▶ [What is being asked]:
Return, word for word, every line starting at the line with "What text is on this page?" and ending at the final line of the entries; skip the pictures.
..............................
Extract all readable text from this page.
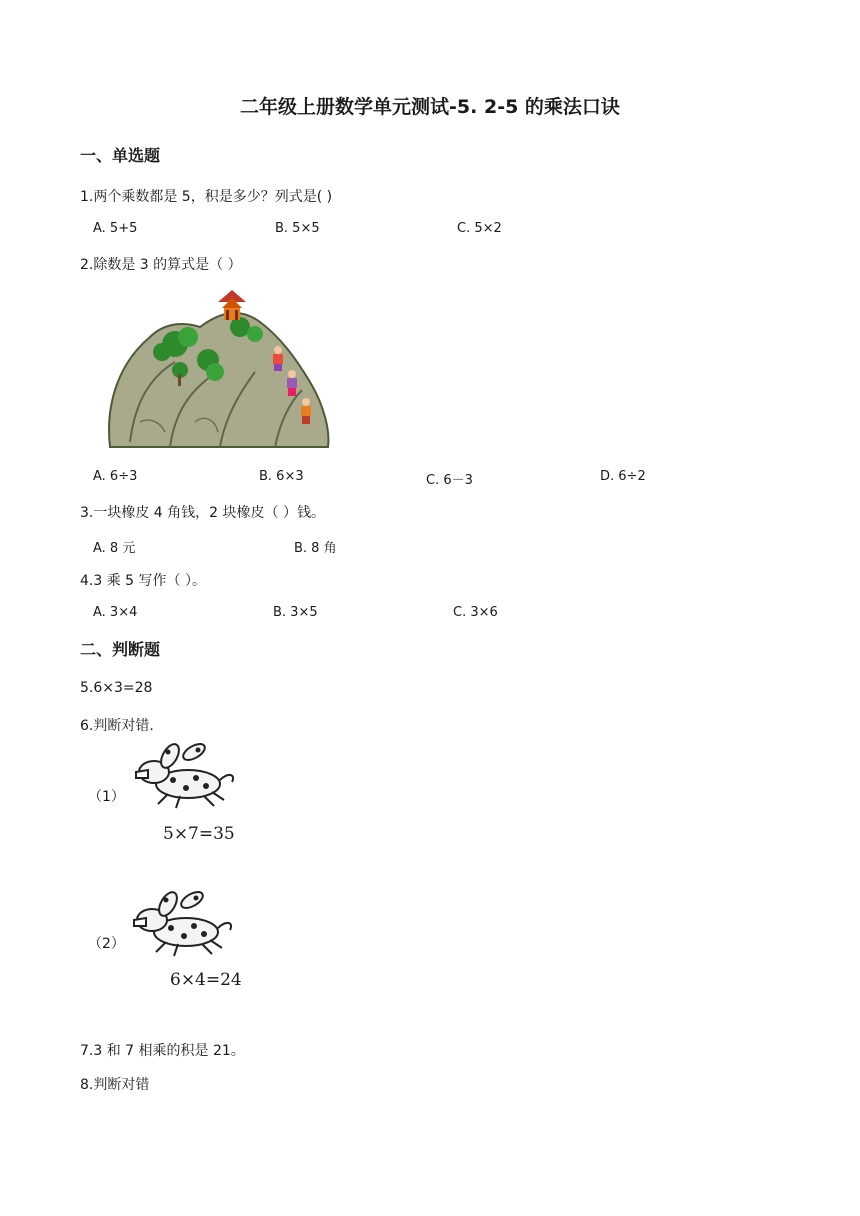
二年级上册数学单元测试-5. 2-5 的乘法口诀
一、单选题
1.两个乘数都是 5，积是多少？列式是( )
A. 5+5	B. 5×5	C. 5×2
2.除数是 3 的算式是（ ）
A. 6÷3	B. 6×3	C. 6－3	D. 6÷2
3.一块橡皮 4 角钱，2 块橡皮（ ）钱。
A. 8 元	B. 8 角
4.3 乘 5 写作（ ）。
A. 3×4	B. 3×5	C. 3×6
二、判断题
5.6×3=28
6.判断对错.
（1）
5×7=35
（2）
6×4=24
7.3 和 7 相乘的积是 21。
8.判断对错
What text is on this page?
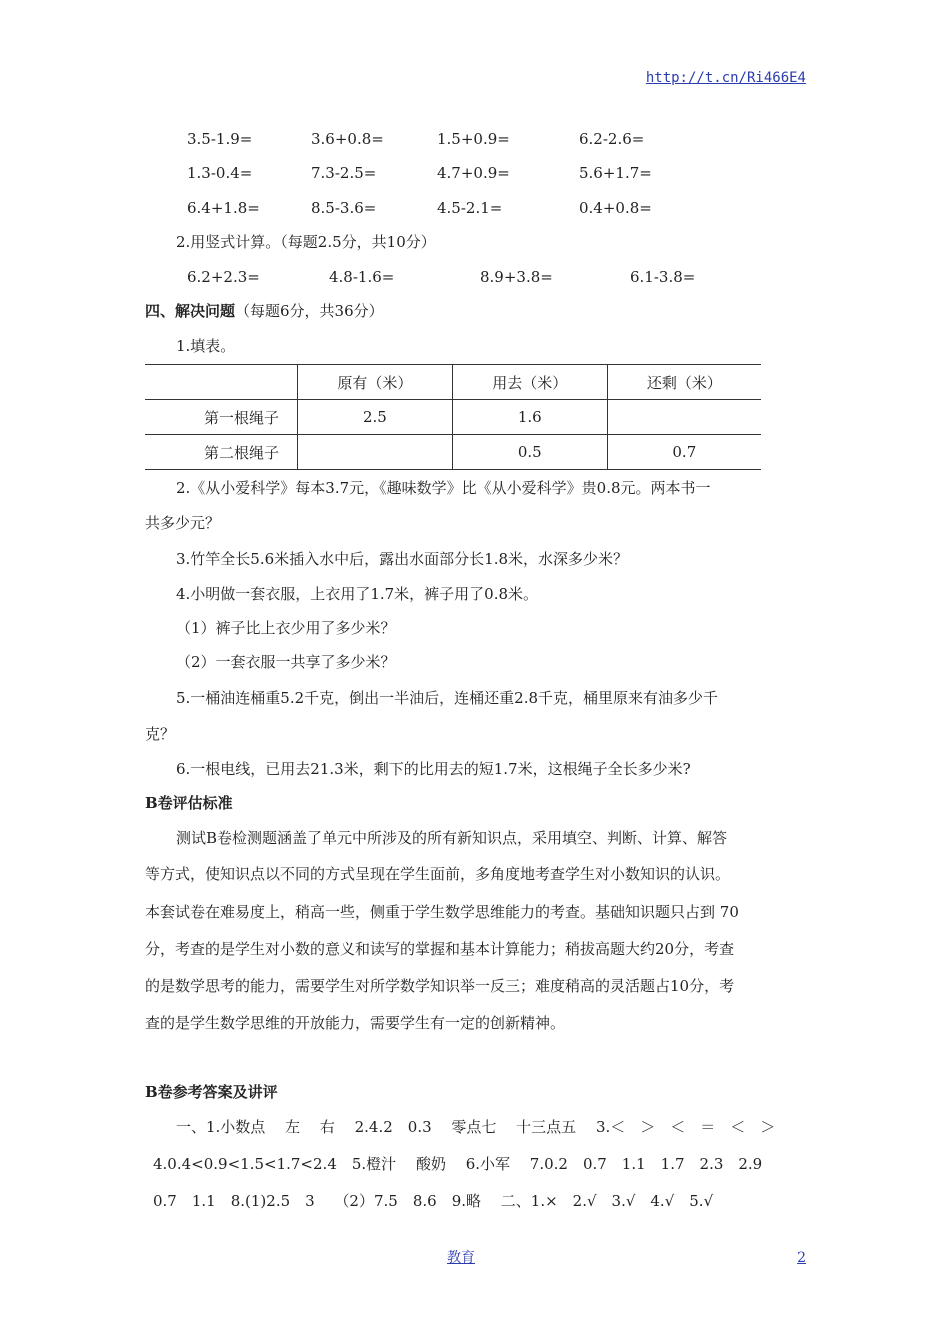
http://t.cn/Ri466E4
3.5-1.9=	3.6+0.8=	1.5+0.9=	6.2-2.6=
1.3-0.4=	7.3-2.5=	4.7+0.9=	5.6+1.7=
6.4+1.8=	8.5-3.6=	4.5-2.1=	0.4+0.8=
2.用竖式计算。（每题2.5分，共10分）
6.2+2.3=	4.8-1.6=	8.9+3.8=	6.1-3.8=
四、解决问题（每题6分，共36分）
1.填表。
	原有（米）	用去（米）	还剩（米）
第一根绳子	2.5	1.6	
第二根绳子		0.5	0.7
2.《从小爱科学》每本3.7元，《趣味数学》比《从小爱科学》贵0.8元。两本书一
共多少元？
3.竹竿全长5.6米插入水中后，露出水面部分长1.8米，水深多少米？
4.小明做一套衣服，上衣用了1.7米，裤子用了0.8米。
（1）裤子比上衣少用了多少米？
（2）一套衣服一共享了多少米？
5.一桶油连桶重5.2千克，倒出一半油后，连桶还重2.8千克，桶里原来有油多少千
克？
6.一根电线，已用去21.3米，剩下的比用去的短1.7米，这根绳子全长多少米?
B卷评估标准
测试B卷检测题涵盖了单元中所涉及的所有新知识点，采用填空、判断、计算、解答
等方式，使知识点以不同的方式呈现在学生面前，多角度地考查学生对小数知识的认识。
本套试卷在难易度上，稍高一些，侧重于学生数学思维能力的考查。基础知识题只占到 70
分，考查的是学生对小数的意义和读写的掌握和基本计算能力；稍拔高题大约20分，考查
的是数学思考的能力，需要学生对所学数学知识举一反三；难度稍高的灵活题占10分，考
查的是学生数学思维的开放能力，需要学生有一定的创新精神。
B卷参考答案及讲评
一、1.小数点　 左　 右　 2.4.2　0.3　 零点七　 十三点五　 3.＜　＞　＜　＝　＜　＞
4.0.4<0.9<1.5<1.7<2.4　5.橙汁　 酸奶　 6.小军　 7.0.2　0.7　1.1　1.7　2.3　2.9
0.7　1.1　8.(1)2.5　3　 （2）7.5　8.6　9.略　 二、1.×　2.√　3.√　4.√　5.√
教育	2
..............................
▶ [Output for this exercise]:
What text is on this page?
http://t.cn/Ri466E4
3.5-1.9=	3.6+0.8=	1.5+0.9=	6.2-2.6=
1.3-0.4=	7.3-2.5=	4.7+0.9=	5.6+1.7=
6.4+1.8=	8.5-3.6=	4.5-2.1=	0.4+0.8=
2.用竖式计算。（每题2.5分，共10分）
6.2+2.3=	4.8-1.6=	8.9+3.8=	6.1-3.8=
四、解决问题（每题6分，共36分）
1.填表。
	原有（米）	用去（米）	还剩（米）
第一根绳子	2.5	1.6	
第二根绳子		0.5	0.7
2.《从小爱科学》每本3.7元，《趣味数学》比《从小爱科学》贵0.8元。两本书一
共多少元？
3.竹竿全长5.6米插入水中后，露出水面部分长1.8米，水深多少米？
4.小明做一套衣服，上衣用了1.7米，裤子用了0.8米。
（1）裤子比上衣少用了多少米？
（2）一套衣服一共享了多少米？
5.一桶油连桶重5.2千克，倒出一半油后，连桶还重2.8千克，桶里原来有油多少千
克？
6.一根电线，已用去21.3米，剩下的比用去的短1.7米，这根绳子全长多少米?
B卷评估标准
测试B卷检测题涵盖了单元中所涉及的所有新知识点，采用填空、判断、计算、解答
等方式，使知识点以不同的方式呈现在学生面前，多角度地考查学生对小数知识的认识。
本套试卷在难易度上，稍高一些，侧重于学生数学思维能力的考查。基础知识题只占到 70
分，考查的是学生对小数的意义和读写的掌握和基本计算能力；稍拔高题大约20分，考查
的是数学思考的能力，需要学生对所学数学知识举一反三；难度稍高的灵活题占10分，考
查的是学生数学思维的开放能力，需要学生有一定的创新精神。
B卷参考答案及讲评
一、1.小数点　 左　 右　 2.4.2　0.3　 零点七　 十三点五　 3.＜　＞　＜　＝　＜　＞
4.0.4<0.9<1.5<1.7<2.4　5.橙汁　 酸奶　 6.小军　 7.0.2　0.7　1.1　1.7　2.3　2.9
0.7　1.1　8.(1)2.5　3　 （2）7.5　8.6　9.略　 二、1.×　2.√　3.√　4.√　5.√
教育	2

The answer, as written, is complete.